* start Data extract *
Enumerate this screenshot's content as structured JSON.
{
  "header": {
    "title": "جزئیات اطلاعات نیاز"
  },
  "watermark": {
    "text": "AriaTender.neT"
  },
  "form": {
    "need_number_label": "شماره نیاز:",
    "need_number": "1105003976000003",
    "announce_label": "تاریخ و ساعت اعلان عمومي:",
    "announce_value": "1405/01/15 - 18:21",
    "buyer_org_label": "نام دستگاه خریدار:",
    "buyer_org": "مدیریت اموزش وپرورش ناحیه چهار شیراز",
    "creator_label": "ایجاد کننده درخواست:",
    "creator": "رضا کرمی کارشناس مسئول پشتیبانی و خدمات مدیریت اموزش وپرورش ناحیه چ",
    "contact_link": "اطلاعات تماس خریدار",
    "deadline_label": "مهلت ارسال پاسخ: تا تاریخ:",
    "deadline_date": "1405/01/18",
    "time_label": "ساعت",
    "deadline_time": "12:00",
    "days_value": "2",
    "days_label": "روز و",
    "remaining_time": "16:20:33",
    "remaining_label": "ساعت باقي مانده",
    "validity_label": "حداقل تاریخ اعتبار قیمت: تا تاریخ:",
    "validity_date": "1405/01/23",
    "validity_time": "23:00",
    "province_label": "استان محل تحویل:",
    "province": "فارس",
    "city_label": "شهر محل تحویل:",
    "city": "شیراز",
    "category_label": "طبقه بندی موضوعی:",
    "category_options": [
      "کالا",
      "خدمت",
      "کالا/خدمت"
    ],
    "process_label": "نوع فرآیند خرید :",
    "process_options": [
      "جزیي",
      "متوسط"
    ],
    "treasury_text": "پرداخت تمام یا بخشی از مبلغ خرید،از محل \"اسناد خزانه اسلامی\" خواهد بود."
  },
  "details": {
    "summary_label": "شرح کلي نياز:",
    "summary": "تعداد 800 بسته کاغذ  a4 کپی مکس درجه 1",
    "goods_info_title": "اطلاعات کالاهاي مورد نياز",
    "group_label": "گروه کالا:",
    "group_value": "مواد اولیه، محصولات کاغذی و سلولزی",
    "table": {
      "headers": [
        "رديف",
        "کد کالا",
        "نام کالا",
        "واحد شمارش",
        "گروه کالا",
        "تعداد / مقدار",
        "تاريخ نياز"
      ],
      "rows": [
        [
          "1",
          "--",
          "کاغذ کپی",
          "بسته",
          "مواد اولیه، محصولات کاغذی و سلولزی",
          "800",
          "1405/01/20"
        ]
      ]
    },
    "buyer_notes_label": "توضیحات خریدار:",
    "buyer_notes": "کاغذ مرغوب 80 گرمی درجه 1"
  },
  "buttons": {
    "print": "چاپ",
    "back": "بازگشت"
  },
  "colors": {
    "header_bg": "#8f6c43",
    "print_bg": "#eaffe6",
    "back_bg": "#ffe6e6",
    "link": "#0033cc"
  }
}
* end Data extract *
* start Data extract *
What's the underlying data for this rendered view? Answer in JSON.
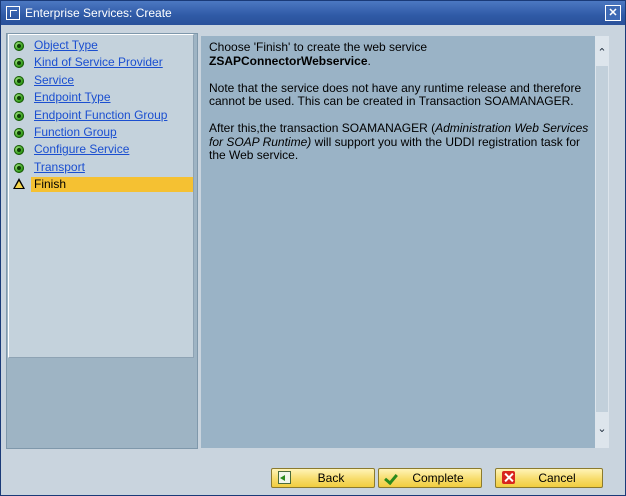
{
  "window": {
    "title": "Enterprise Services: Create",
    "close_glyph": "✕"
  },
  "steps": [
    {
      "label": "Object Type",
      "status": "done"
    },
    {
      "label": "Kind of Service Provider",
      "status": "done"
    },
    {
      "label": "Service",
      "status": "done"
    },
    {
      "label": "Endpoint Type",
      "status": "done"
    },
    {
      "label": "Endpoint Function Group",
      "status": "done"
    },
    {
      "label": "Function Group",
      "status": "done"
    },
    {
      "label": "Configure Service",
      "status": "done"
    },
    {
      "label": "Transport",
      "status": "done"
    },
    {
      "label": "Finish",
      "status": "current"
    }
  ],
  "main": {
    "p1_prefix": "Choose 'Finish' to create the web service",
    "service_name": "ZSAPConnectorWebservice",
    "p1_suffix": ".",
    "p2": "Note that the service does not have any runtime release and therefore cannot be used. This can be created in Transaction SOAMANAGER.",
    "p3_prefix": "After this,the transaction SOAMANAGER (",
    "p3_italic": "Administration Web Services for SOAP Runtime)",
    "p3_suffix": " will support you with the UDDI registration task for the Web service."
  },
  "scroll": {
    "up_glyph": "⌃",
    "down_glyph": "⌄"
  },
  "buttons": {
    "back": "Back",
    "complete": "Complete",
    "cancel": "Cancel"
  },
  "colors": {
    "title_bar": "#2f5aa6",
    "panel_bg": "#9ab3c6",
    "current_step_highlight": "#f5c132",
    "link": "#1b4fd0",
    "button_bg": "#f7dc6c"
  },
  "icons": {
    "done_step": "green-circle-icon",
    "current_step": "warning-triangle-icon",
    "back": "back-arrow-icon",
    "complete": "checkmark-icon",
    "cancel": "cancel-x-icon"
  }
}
* end Data extract *
__What to work on__
Report every line containing the word "تعداد" from the listing above.

__Correct output__
    "summary": "تعداد 800 بسته کاغذ  a4 کپی مکس درجه 1",
        "تعداد / مقدار",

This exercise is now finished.